--- Start of Material for the task ---

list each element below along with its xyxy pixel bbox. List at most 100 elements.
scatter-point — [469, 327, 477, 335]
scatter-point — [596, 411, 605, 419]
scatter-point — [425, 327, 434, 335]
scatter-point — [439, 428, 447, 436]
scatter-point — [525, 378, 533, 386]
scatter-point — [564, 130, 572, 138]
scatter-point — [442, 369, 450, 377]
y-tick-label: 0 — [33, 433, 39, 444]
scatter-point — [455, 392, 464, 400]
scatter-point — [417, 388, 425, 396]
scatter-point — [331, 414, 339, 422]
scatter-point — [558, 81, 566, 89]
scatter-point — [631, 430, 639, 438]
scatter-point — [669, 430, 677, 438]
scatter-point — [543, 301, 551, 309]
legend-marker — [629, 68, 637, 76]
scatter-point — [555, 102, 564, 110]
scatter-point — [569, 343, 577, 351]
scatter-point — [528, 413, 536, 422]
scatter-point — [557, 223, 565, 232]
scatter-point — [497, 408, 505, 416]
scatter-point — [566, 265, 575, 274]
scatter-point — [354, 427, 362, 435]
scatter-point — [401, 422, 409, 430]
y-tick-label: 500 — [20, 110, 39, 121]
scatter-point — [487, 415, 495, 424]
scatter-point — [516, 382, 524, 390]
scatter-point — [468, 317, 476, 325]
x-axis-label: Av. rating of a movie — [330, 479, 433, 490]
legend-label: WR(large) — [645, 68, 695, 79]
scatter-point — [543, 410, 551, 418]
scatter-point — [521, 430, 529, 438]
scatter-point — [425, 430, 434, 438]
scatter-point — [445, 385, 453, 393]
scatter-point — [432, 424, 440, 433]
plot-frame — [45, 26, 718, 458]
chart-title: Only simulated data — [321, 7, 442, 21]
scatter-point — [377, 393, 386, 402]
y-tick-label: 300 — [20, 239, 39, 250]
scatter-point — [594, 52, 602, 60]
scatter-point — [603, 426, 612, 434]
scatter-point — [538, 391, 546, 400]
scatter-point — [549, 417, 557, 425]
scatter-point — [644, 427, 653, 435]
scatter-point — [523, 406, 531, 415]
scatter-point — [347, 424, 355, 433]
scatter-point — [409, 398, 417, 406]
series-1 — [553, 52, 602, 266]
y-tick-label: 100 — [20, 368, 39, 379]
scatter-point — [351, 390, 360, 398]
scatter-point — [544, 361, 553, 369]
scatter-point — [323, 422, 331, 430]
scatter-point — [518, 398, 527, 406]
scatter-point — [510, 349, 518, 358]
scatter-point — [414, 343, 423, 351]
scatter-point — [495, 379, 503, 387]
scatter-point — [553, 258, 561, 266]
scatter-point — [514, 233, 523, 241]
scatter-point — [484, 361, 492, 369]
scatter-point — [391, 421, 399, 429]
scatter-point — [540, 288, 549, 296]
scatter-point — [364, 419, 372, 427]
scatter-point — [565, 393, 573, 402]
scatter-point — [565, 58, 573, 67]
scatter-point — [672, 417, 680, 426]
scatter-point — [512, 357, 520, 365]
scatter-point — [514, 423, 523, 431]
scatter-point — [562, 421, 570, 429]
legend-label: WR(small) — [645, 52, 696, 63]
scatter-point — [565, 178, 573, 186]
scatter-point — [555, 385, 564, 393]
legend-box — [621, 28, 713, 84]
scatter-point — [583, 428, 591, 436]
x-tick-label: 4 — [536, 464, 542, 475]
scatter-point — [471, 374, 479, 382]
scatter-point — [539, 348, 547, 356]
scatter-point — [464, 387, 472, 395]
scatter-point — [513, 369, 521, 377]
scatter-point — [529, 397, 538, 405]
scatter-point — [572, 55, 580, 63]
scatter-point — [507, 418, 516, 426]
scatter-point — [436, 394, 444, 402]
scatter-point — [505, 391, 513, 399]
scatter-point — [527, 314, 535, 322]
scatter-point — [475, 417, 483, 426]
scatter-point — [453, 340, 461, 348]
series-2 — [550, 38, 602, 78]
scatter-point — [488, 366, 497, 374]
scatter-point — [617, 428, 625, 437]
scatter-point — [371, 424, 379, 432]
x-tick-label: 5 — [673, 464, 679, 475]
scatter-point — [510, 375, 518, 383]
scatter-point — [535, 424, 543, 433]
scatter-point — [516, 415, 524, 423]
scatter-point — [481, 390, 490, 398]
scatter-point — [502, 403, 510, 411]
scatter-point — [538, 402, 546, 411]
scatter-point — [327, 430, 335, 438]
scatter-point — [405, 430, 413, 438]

--- End of Material for the task ---
--- Start of Material for the task ---

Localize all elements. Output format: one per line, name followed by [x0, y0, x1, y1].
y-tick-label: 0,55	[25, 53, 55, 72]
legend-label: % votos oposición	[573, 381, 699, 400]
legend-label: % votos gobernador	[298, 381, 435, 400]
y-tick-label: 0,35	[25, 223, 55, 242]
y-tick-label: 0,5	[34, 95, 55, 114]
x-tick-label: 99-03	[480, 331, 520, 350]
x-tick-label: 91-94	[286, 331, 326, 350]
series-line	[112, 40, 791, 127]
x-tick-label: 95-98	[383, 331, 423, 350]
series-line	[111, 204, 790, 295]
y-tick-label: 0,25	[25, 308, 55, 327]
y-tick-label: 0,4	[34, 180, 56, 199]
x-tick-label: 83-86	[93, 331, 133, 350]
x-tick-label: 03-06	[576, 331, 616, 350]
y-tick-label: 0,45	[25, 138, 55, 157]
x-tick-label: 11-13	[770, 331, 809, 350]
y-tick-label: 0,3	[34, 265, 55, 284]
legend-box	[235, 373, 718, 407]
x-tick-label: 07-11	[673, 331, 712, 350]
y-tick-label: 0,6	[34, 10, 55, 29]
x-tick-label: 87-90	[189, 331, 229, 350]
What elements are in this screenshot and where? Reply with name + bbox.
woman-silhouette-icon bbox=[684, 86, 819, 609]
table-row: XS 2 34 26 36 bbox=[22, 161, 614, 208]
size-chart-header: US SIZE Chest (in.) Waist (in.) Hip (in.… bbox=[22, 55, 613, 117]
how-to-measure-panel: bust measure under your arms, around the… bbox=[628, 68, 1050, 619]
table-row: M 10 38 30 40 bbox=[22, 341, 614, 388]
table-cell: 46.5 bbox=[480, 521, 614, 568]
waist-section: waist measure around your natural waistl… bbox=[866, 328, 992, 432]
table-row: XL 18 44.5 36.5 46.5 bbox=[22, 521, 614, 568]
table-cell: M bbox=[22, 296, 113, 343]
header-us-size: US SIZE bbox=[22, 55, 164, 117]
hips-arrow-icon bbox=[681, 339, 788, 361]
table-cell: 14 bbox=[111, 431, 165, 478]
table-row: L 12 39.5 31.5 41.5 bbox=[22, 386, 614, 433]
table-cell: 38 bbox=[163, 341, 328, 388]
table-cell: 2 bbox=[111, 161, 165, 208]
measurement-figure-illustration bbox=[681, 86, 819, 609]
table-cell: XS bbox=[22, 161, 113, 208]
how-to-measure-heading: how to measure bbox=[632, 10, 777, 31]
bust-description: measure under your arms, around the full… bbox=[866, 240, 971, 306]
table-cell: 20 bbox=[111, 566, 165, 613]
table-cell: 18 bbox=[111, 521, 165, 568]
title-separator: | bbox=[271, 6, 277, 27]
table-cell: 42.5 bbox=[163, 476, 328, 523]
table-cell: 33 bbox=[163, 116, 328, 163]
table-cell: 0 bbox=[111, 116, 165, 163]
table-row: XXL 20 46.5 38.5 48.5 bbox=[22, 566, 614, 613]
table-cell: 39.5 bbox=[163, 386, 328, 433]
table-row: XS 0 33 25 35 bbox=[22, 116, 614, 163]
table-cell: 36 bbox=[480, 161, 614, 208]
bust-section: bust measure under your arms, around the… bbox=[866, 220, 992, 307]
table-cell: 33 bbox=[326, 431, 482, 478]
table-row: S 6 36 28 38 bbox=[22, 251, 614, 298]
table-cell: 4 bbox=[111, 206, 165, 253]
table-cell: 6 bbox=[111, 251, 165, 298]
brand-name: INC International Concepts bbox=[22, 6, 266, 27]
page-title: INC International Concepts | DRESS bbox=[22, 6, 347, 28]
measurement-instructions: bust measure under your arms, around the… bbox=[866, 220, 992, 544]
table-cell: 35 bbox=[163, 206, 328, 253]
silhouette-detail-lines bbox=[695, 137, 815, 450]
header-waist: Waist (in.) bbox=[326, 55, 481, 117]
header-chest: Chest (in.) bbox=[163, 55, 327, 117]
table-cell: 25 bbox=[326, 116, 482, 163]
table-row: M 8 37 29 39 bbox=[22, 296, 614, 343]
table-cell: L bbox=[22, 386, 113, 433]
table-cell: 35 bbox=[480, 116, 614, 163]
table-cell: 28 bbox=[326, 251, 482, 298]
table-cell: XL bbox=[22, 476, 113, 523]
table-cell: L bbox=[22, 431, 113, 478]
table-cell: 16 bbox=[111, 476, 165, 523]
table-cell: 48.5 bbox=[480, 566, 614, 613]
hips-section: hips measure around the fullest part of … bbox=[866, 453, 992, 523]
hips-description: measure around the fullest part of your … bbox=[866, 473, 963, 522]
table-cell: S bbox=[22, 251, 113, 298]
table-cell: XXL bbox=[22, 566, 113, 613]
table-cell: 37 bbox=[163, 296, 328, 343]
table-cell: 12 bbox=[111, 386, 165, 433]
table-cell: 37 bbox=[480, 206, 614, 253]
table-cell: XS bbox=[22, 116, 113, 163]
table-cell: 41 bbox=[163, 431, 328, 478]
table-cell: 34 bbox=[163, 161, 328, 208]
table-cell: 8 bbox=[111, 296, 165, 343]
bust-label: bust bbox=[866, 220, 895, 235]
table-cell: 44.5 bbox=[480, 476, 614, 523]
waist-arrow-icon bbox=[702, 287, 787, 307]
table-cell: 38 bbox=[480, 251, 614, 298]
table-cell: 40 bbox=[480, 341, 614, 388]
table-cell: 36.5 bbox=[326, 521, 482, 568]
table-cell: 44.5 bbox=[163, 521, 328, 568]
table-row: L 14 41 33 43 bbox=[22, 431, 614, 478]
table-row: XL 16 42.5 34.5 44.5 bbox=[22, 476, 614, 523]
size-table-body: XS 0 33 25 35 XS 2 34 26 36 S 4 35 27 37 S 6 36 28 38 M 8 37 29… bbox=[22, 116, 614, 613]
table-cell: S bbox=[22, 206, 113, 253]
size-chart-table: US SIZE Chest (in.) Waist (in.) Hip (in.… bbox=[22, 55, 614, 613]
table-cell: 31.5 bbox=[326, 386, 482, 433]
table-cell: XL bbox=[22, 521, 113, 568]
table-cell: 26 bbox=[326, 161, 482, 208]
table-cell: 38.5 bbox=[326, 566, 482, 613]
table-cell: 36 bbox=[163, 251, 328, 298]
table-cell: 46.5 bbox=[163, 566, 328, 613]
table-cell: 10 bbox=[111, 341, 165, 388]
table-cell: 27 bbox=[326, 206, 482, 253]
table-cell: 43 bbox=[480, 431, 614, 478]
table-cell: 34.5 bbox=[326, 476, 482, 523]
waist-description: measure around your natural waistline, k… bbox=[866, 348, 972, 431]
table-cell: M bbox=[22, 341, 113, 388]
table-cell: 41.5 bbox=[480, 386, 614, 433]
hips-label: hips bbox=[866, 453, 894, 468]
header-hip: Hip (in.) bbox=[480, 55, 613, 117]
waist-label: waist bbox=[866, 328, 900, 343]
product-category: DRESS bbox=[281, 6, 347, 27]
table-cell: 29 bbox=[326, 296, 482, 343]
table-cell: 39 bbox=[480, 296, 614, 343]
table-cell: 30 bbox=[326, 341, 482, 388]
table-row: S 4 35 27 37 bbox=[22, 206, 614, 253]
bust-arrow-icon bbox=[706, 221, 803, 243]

--- End of Material for the task ---
--- Start of Material for the task ---

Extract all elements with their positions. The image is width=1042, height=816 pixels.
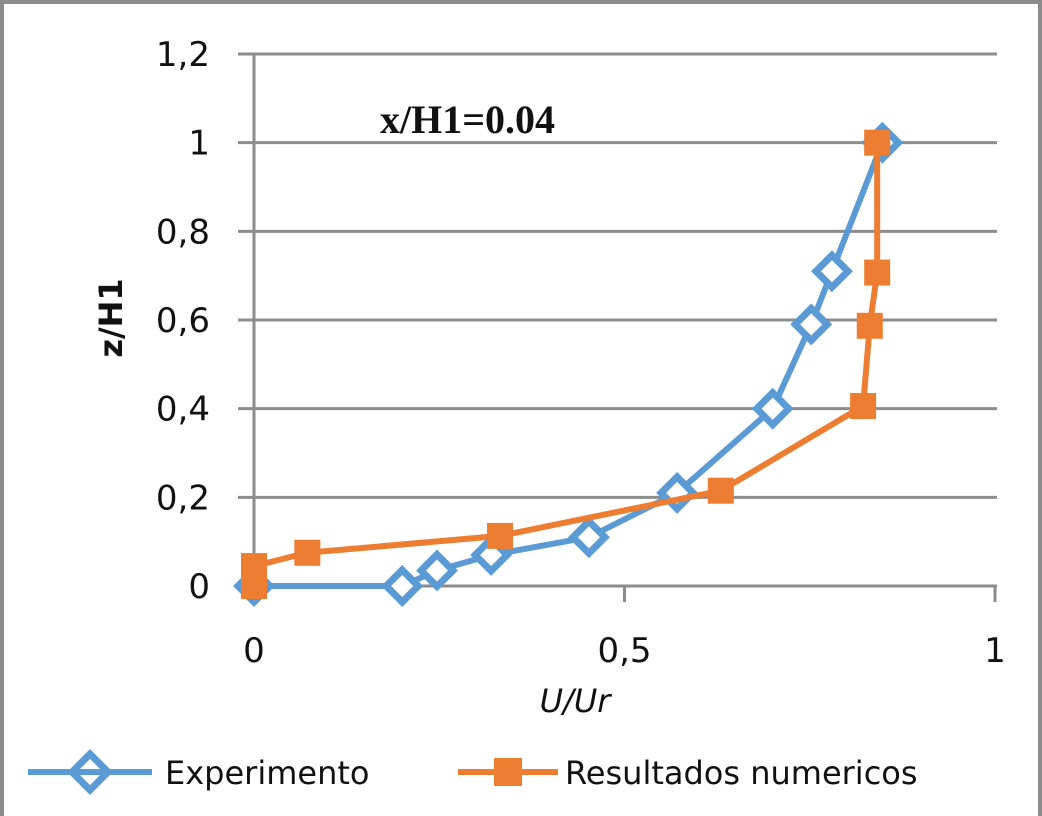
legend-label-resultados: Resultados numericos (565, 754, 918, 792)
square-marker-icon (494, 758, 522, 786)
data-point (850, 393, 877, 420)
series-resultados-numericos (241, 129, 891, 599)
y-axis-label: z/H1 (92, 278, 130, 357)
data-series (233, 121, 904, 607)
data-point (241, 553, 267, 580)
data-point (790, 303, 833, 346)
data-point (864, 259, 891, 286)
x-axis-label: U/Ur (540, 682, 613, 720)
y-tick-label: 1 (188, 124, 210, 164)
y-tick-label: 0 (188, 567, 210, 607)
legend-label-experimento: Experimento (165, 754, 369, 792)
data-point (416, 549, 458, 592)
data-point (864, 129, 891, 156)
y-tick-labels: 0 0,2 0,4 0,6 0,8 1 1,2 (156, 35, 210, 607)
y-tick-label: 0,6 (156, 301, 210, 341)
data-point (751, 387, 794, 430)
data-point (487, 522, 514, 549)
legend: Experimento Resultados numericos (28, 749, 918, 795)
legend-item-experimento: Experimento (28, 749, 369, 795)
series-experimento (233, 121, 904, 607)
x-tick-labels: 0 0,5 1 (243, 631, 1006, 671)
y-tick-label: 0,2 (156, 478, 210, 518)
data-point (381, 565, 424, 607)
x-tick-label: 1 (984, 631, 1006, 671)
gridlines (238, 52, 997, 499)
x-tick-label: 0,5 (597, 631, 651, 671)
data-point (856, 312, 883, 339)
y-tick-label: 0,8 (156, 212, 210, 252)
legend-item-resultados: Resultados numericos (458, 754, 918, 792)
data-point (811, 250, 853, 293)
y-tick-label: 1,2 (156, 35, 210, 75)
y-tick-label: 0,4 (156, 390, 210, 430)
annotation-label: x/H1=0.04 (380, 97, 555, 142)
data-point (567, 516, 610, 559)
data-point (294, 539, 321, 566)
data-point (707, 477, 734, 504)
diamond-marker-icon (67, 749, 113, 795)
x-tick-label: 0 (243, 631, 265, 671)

--- End of Material for the task ---

Description of the task: Copy the data from the line containing "list each element" through the line containing "scatter-point — [497, 408, 505, 416]", swapping "legend-marker" for "legend-symbol" and leaving everything else unchanged.

Result below:
list each element below along with its xyxy pixel bbox. List at most 100 elements.
scatter-point — [469, 327, 477, 335]
scatter-point — [596, 411, 605, 419]
scatter-point — [425, 327, 434, 335]
scatter-point — [439, 428, 447, 436]
scatter-point — [525, 378, 533, 386]
scatter-point — [564, 130, 572, 138]
scatter-point — [442, 369, 450, 377]
y-tick-label: 0 — [33, 433, 39, 444]
scatter-point — [455, 392, 464, 400]
scatter-point — [417, 388, 425, 396]
scatter-point — [331, 414, 339, 422]
scatter-point — [558, 81, 566, 89]
scatter-point — [631, 430, 639, 438]
scatter-point — [669, 430, 677, 438]
scatter-point — [543, 301, 551, 309]
legend-symbol — [629, 68, 637, 76]
scatter-point — [555, 102, 564, 110]
scatter-point — [569, 343, 577, 351]
scatter-point — [528, 413, 536, 422]
scatter-point — [557, 223, 565, 232]
scatter-point — [497, 408, 505, 416]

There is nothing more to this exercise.